_Task to carry out:_ Swap every "annotation" for "callout" in the rows between the one holding "data-label: 1,7 (200, 495, 237, 519)" and the one holding "x-tick-label: Q4 13* (1309, 837, 1395, 863)", inclusive. Return only those rows, with nothing else changed.
═════ Records to process ═════
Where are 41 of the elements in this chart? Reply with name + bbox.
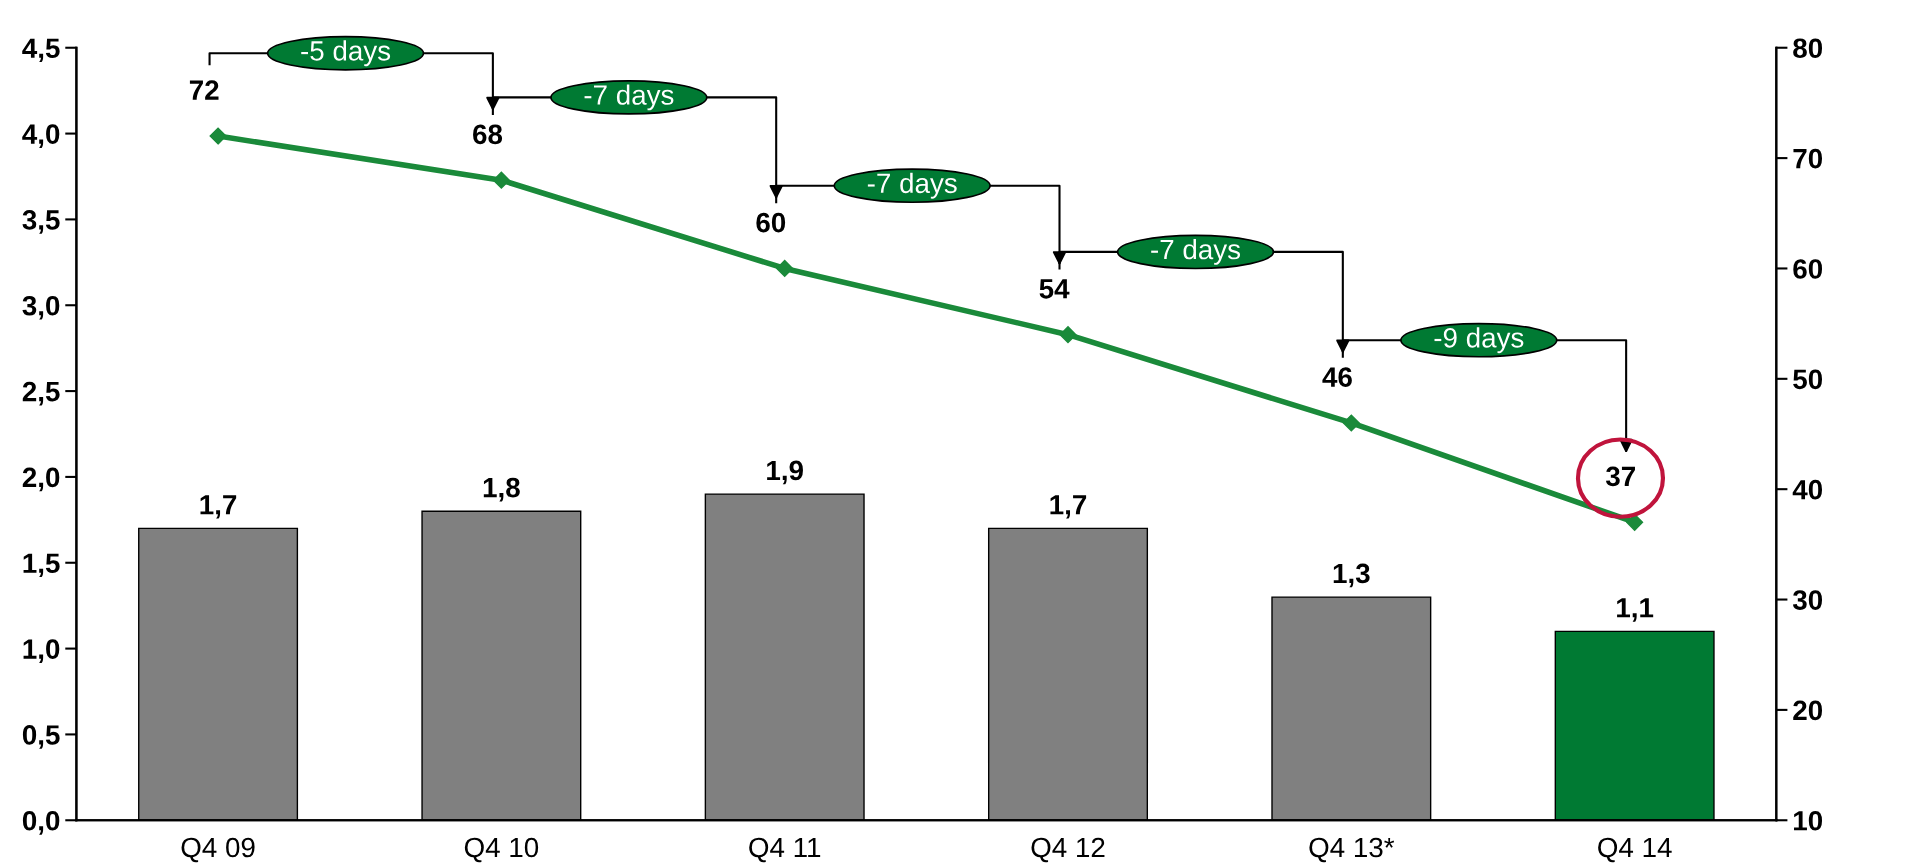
data-label: 1,7 (200, 495, 237, 519)
y-tick-label: 2,0 (22, 467, 60, 492)
annotation: -9 days (1434, 327, 1524, 354)
annotation: -7 days (867, 172, 957, 199)
y-tick-label: 1,0 (23, 639, 60, 663)
x-tick-label: Q4 10 (464, 837, 539, 863)
y2-tick-label: 70 (1793, 148, 1823, 169)
y-tick-label: 3,5 (22, 210, 60, 234)
annotation: -7 days (1151, 238, 1241, 265)
data-label: 1,8 (483, 477, 520, 502)
y-tick-label: 4,5 (22, 38, 60, 63)
y2-tick-label: 60 (1793, 259, 1823, 279)
data-label: 37 (1605, 466, 1635, 487)
y2-tick-label: 20 (1793, 700, 1823, 721)
data-label: 60 (756, 212, 786, 233)
y2-tick-label: 30 (1792, 590, 1823, 610)
y-tick-label: 0,5 (22, 725, 60, 749)
y2-tick-label: 50 (1793, 369, 1823, 390)
data-label: 72 (189, 80, 219, 100)
data-label: 54 (1039, 279, 1070, 299)
data-label: 68 (473, 124, 503, 145)
y2-tick-label: 10 (1794, 810, 1823, 831)
y-tick-label: 2,5 (22, 381, 60, 406)
annotation: -7 days (584, 84, 674, 111)
x-tick-label: Q4 12 (1031, 837, 1105, 863)
annotation: -5 days (301, 40, 391, 67)
x-tick-label: Q4 09 (181, 837, 255, 863)
x-tick-label: Q4 11 (749, 837, 821, 863)
y2-tick-label: 40 (1792, 479, 1823, 500)
x-tick-label: Q4 14 (1598, 837, 1672, 863)
y2-tick-label: 80 (1793, 38, 1823, 59)
data-label: 1,3 (1333, 563, 1370, 588)
data-label: 1,7 (1050, 495, 1087, 519)
y-tick-label: 4,0 (22, 124, 60, 148)
y-tick-label: 1,5 (23, 553, 60, 578)
y-tick-label: 3,0 (22, 295, 60, 320)
data-label: 46 (1322, 367, 1352, 387)
data-label: 1,1 (1617, 598, 1654, 622)
x-tick-label: Q4 13* (1309, 837, 1395, 863)
data-label: 1,9 (767, 460, 803, 485)
y-tick-label: 0,0 (22, 810, 60, 835)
═════
_Exercise response:_
data-label: 1,7 (200, 495, 237, 519)
y-tick-label: 2,0 (22, 467, 60, 492)
callout: -9 days (1434, 327, 1524, 354)
callout: -7 days (867, 172, 957, 199)
y-tick-label: 1,0 (23, 639, 60, 663)
x-tick-label: Q4 10 (464, 837, 539, 863)
y2-tick-label: 70 (1793, 148, 1823, 169)
y-tick-label: 3,5 (22, 210, 60, 234)
callout: -7 days (1151, 238, 1241, 265)
data-label: 1,8 (483, 477, 520, 502)
y-tick-label: 4,5 (22, 38, 60, 63)
y2-tick-label: 60 (1793, 259, 1823, 279)
data-label: 37 (1605, 466, 1635, 487)
y2-tick-label: 20 (1793, 700, 1823, 721)
data-label: 60 (756, 212, 786, 233)
y2-tick-label: 30 (1792, 590, 1823, 610)
y-tick-label: 0,5 (22, 725, 60, 749)
y2-tick-label: 50 (1793, 369, 1823, 390)
data-label: 72 (189, 80, 219, 100)
data-label: 54 (1039, 279, 1070, 299)
data-label: 68 (473, 124, 503, 145)
y2-tick-label: 10 (1794, 810, 1823, 831)
y-tick-label: 2,5 (22, 381, 60, 406)
callout: -7 days (584, 84, 674, 111)
x-tick-label: Q4 12 (1031, 837, 1105, 863)
callout: -5 days (301, 40, 391, 67)
x-tick-label: Q4 09 (181, 837, 255, 863)
x-tick-label: Q4 11 (749, 837, 821, 863)
y2-tick-label: 40 (1792, 479, 1823, 500)
x-tick-label: Q4 14 (1598, 837, 1672, 863)
y2-tick-label: 80 (1793, 38, 1823, 59)
data-label: 1,3 (1333, 563, 1370, 588)
data-label: 1,7 (1050, 495, 1087, 519)
y-tick-label: 4,0 (22, 124, 60, 148)
y-tick-label: 1,5 (23, 553, 60, 578)
y-tick-label: 3,0 (22, 295, 60, 320)
data-label: 46 (1322, 367, 1352, 387)
data-label: 1,1 (1617, 598, 1654, 622)
x-tick-label: Q4 13* (1309, 837, 1395, 863)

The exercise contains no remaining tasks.